- RECORD SET
▬▬▬
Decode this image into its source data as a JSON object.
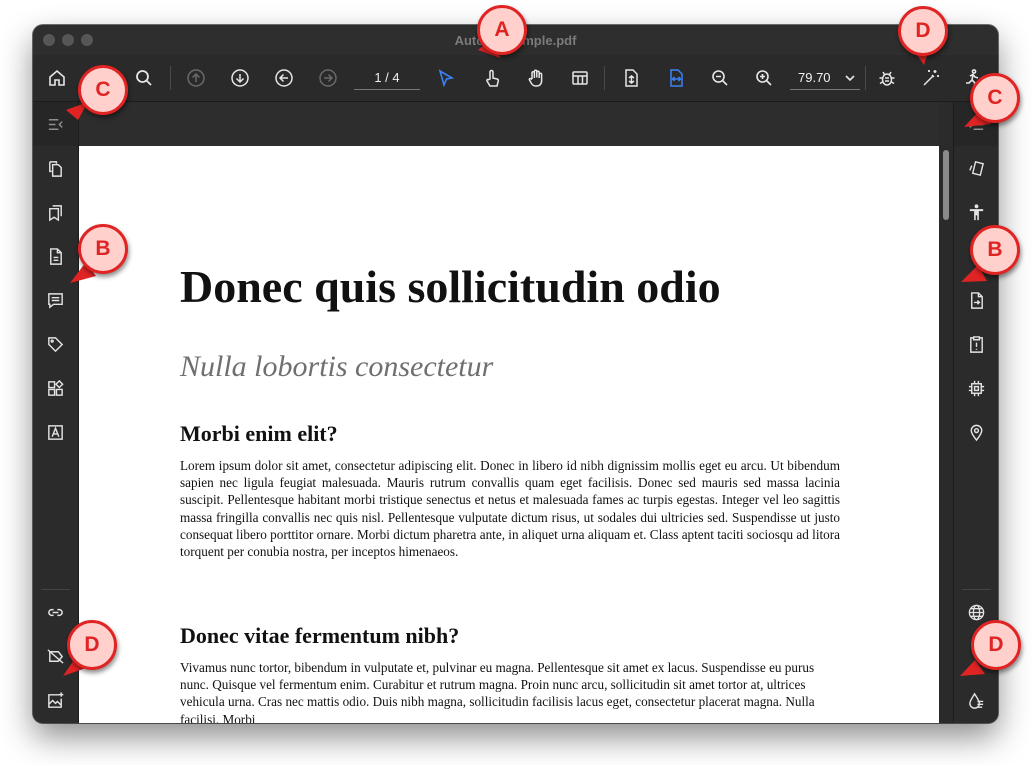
{
  "window": {
    "title": "AutoTagSample.pdf"
  },
  "toolbar": {
    "page_indicator": "1 / 4",
    "zoom_value": "79.70",
    "icons": [
      "home-icon",
      "search-icon",
      "page-up-icon",
      "page-down-icon",
      "prev-page-icon",
      "next-page-icon",
      "select-tool-icon",
      "touch-tool-icon",
      "pan-tool-icon",
      "layout-icon",
      "fit-page-icon",
      "fit-width-icon",
      "zoom-out-icon",
      "zoom-in-icon",
      "bug-icon",
      "magic-wand-icon",
      "run-icon"
    ]
  },
  "left_sidebar": {
    "icons": [
      "collapse-sidebar-icon",
      "thumbnails-icon",
      "bookmarks-icon",
      "document-icon",
      "comments-icon",
      "tags-icon",
      "content-icon",
      "text-icon",
      "link-icon",
      "no-tags-icon",
      "add-image-icon"
    ]
  },
  "right_sidebar": {
    "icons": [
      "collapse-right-sidebar-icon",
      "reading-order-icon",
      "accessibility-icon",
      "export-icon",
      "issues-icon",
      "processor-icon",
      "location-icon",
      "language-icon",
      "alt-text-icon"
    ]
  },
  "document": {
    "title": "Donec quis sollicitudin odio",
    "subtitle": "Nulla lobortis consectetur",
    "section1_heading": "Morbi enim elit?",
    "section1_body": "Lorem ipsum dolor sit amet, consectetur adipiscing elit. Donec in libero id nibh dignissim mollis eget eu arcu. Ut bibendum sapien nec ligula feugiat malesuada. Mauris rutrum convallis quam eget facilisis. Donec sed mauris sed massa lacinia suscipit. Pellentesque habitant morbi tristique senectus et netus et malesuada fames ac turpis egestas. Integer vel leo sagittis massa fringilla convallis nec quis nisl. Pellentesque vulputate dictum risus, ut sodales dui ultricies sed. Suspendisse ut justo consequat libero porttitor ornare. Morbi dictum pharetra ante, in aliquet urna aliquam et. Class aptent taciti sociosqu ad litora torquent per conubia nostra, per inceptos himenaeos.",
    "section2_heading": "Donec vitae fermentum nibh?",
    "section2_body": "Vivamus nunc tortor, bibendum in vulputate et, pulvinar eu magna. Pellentesque sit amet ex lacus. Suspendisse eu purus nunc. Quisque vel fermentum enim. Curabitur et rutrum magna. Proin nunc arcu, sollicitudin sit amet tortor at, ultrices vehicula urna. Cras nec mattis odio. Duis nibh magna, sollicitudin facilisis lacus eget, consectetur placerat magna. Nulla facilisi. Morbi"
  },
  "annotations": {
    "a_label": "A",
    "b_label": "B",
    "c_label": "C",
    "d_label": "D",
    "color": "#e02424"
  },
  "colors": {
    "accent_blue": "#3b82f6",
    "annotation_red": "#e02424"
  }
}
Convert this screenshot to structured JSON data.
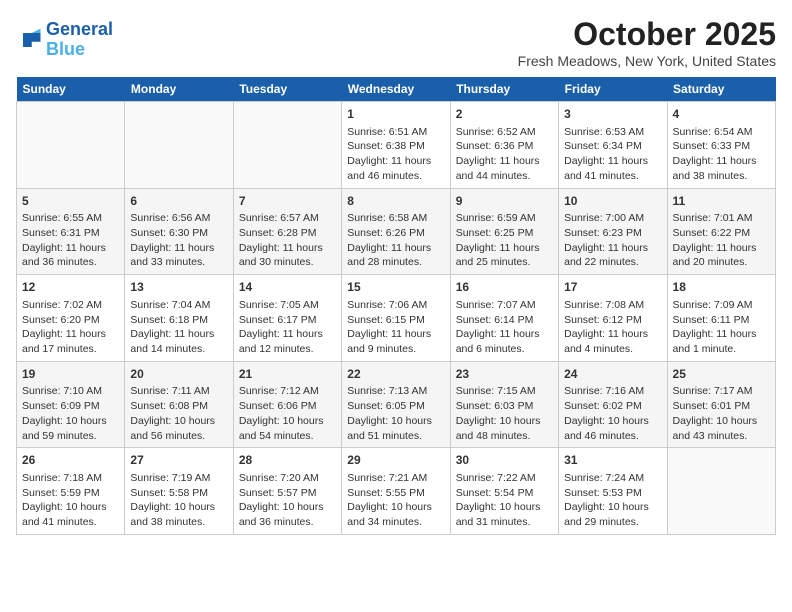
▬▬▬
- WRITTEN EXERCISE
Skip the images and write out the rest of the listing exactly.

- SOLUTION FOR THIS EXERCISE
Decode this image into its source data as a JSON object.
{
  "window": {
    "title": "AutoTagSample.pdf"
  },
  "toolbar": {
    "page_indicator": "1 / 4",
    "zoom_value": "79.70",
    "icons": [
      "home-icon",
      "search-icon",
      "page-up-icon",
      "page-down-icon",
      "prev-page-icon",
      "next-page-icon",
      "select-tool-icon",
      "touch-tool-icon",
      "pan-tool-icon",
      "layout-icon",
      "fit-page-icon",
      "fit-width-icon",
      "zoom-out-icon",
      "zoom-in-icon",
      "bug-icon",
      "magic-wand-icon",
      "run-icon"
    ]
  },
  "left_sidebar": {
    "icons": [
      "collapse-sidebar-icon",
      "thumbnails-icon",
      "bookmarks-icon",
      "document-icon",
      "comments-icon",
      "tags-icon",
      "content-icon",
      "text-icon",
      "link-icon",
      "no-tags-icon",
      "add-image-icon"
    ]
  },
  "right_sidebar": {
    "icons": [
      "collapse-right-sidebar-icon",
      "reading-order-icon",
      "accessibility-icon",
      "export-icon",
      "issues-icon",
      "processor-icon",
      "location-icon",
      "language-icon",
      "alt-text-icon"
    ]
  },
  "document": {
    "title": "Donec quis sollicitudin odio",
    "subtitle": "Nulla lobortis consectetur",
    "section1_heading": "Morbi enim elit?",
    "section1_body": "Lorem ipsum dolor sit amet, consectetur adipiscing elit. Donec in libero id nibh dignissim mollis eget eu arcu. Ut bibendum sapien nec ligula feugiat malesuada. Mauris rutrum convallis quam eget facilisis. Donec sed mauris sed massa lacinia suscipit. Pellentesque habitant morbi tristique senectus et netus et malesuada fames ac turpis egestas. Integer vel leo sagittis massa fringilla convallis nec quis nisl. Pellentesque vulputate dictum risus, ut sodales dui ultricies sed. Suspendisse ut justo consequat libero porttitor ornare. Morbi dictum pharetra ante, in aliquet urna aliquam et. Class aptent taciti sociosqu ad litora torquent per conubia nostra, per inceptos himenaeos.",
    "section2_heading": "Donec vitae fermentum nibh?",
    "section2_body": "Vivamus nunc tortor, bibendum in vulputate et, pulvinar eu magna. Pellentesque sit amet ex lacus. Suspendisse eu purus nunc. Quisque vel fermentum enim. Curabitur et rutrum magna. Proin nunc arcu, sollicitudin sit amet tortor at, ultrices vehicula urna. Cras nec mattis odio. Duis nibh magna, sollicitudin facilisis lacus eget, consectetur placerat magna. Nulla facilisi. Morbi"
  },
  "annotations": {
    "a_label": "A",
    "b_label": "B",
    "c_label": "C",
    "d_label": "D",
    "color": "#e02424"
  },
  "colors": {
    "accent_blue": "#3b82f6",
    "annotation_red": "#e02424"
  }
}
Convert this screenshot to structured JSON data.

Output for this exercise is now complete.